[Saved entries]
_ _ _ _
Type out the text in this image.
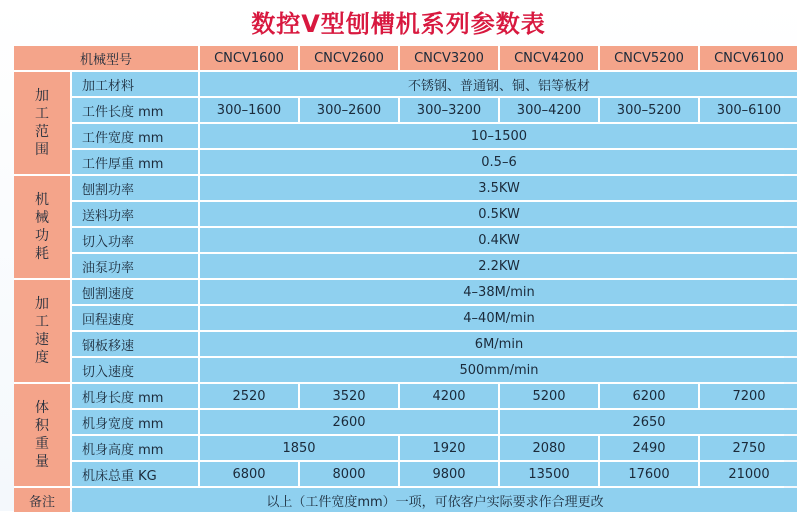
数控V型刨槽机系列参数表
机械型号	CNCV1600	CNCV2600	CNCV3200	CNCV4200	CNCV5200	CNCV6100
加
工
范
围
加工材料	不锈钢、普通钢、铜、铝等板材
工件长度 mm	300–1600	300–2600	300–3200	300–4200	300–5200	300–6100
工件宽度 mm	10–1500
工件厚重 mm	0.5–6
机
械
功
耗
刨割功率	3.5KW
送料功率	0.5KW
切入功率	0.4KW
油泵功率	2.2KW
加
工
速
度
刨割速度	4–38M/min
回程速度	4–40M/min
钢板移速	6M/min
切入速度	500mm/min
体
积
重
量
机身长度 mm	2520	3520	4200	5200	6200	7200
机身宽度 mm	2600	2650
机身高度 mm	1850	1920	2080	2490	2750
机床总重 KG	6800	8000	9800	13500	17600	21000
备注	以上（工件宽度mm）一项，可依客户实际要求作合理更改
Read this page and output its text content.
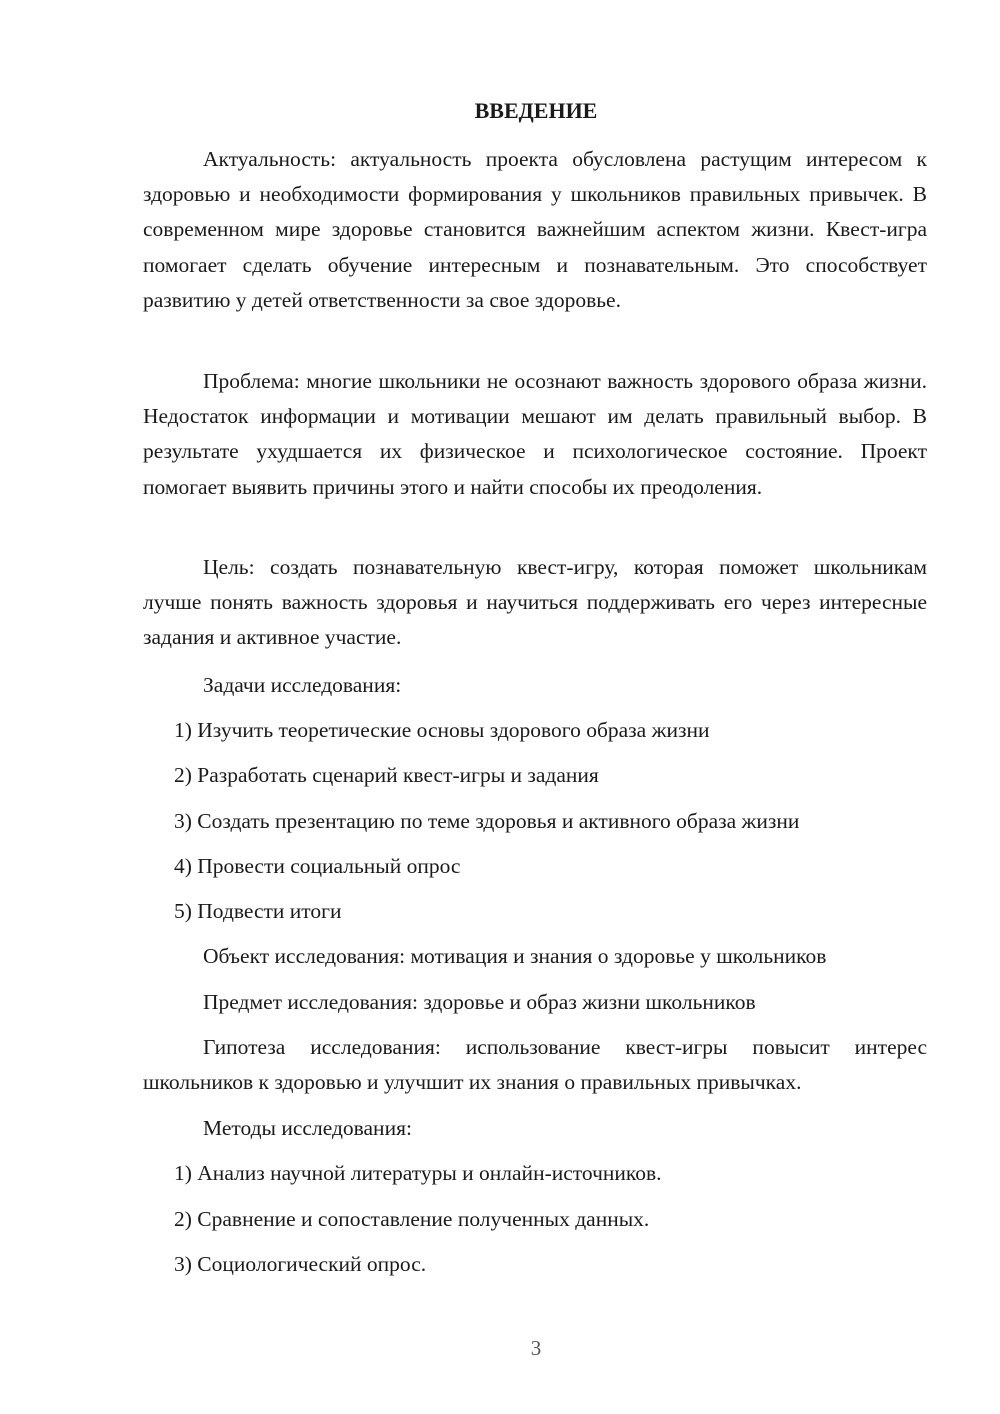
ВВЕДЕНИЕ

Актуальность: актуальность проекта обусловлена растущим интересом к здоровью и необходимости формирования у школьников правильных привычек. В современном мире здоровье становится важнейшим аспектом жизни. Квест-игра помогает сделать обучение интересным и познавательным. Это способствует развитию у детей ответственности за свое здоровье.

Проблема: многие школьники не осознают важность здорового образа жизни. Недостаток информации и мотивации мешают им делать правильный выбор. В результате ухудшается их физическое и психологическое состояние. Проект помогает выявить причины этого и найти способы их преодоления.

Цель: создать познавательную квест-игру, которая поможет школьникам лучше понять важность здоровья и научиться поддерживать его через интересные задания и активное участие.

Задачи исследования:

1) Изучить теоретические основы здорового образа жизни

2) Разработать сценарий квест-игры и задания

3) Создать презентацию по теме здоровья и активного образа жизни

4) Провести социальный опрос

5) Подвести итоги

Объект исследования: мотивация и знания о здоровье у школьников

Предмет исследования: здоровье и образ жизни школьников

Гипотеза исследования: использование квест-игры повысит интерес школьников к здоровью и улучшит их знания о правильных привычках.

Методы исследования:

1) Анализ научной литературы и онлайн-источников.

2) Сравнение и сопоставление полученных данных.

3) Социологический опрос.

3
_ _ _ _
• **Work to do**
Repeat the records word for word. Any picture in them should be left out.

• **Exercise answer**
Type out the text in this image.
数控V型刨槽机系列参数表
机械型号	CNCV1600	CNCV2600	CNCV3200	CNCV4200	CNCV5200	CNCV6100
加
工
范
围
加工材料	不锈钢、普通钢、铜、铝等板材
工件长度 mm	300–1600	300–2600	300–3200	300–4200	300–5200	300–6100
工件宽度 mm	10–1500
工件厚重 mm	0.5–6
机
械
功
耗
刨割功率	3.5KW
送料功率	0.5KW
切入功率	0.4KW
油泵功率	2.2KW
加
工
速
度
刨割速度	4–38M/min
回程速度	4–40M/min
钢板移速	6M/min
切入速度	500mm/min
体
积
重
量
机身长度 mm	2520	3520	4200	5200	6200	7200
机身宽度 mm	2600	2650
机身高度 mm	1850	1920	2080	2490	2750
机床总重 KG	6800	8000	9800	13500	17600	21000
备注	以上（工件宽度mm）一项，可依客户实际要求作合理更改
Read this page and output its text content.
ВВЕДЕНИЕ

Актуальность: актуальность проекта обусловлена растущим интересом к здоровью и необходимости формирования у школьников правильных привычек. В современном мире здоровье становится важнейшим аспектом жизни. Квест-игра помогает сделать обучение интересным и познавательным. Это способствует развитию у детей ответственности за свое здоровье.

Проблема: многие школьники не осознают важность здорового образа жизни. Недостаток информации и мотивации мешают им делать правильный выбор. В результате ухудшается их физическое и психологическое состояние. Проект помогает выявить причины этого и найти способы их преодоления.

Цель: создать познавательную квест-игру, которая поможет школьникам лучше понять важность здоровья и научиться поддерживать его через интересные задания и активное участие.

Задачи исследования:

1) Изучить теоретические основы здорового образа жизни

2) Разработать сценарий квест-игры и задания

3) Создать презентацию по теме здоровья и активного образа жизни

4) Провести социальный опрос

5) Подвести итоги

Объект исследования: мотивация и знания о здоровье у школьников

Предмет исследования: здоровье и образ жизни школьников

Гипотеза исследования: использование квест-игры повысит интерес школьников к здоровью и улучшит их знания о правильных привычках.

Методы исследования:

1) Анализ научной литературы и онлайн-источников.

2) Сравнение и сопоставление полученных данных.

3) Социологический опрос.

3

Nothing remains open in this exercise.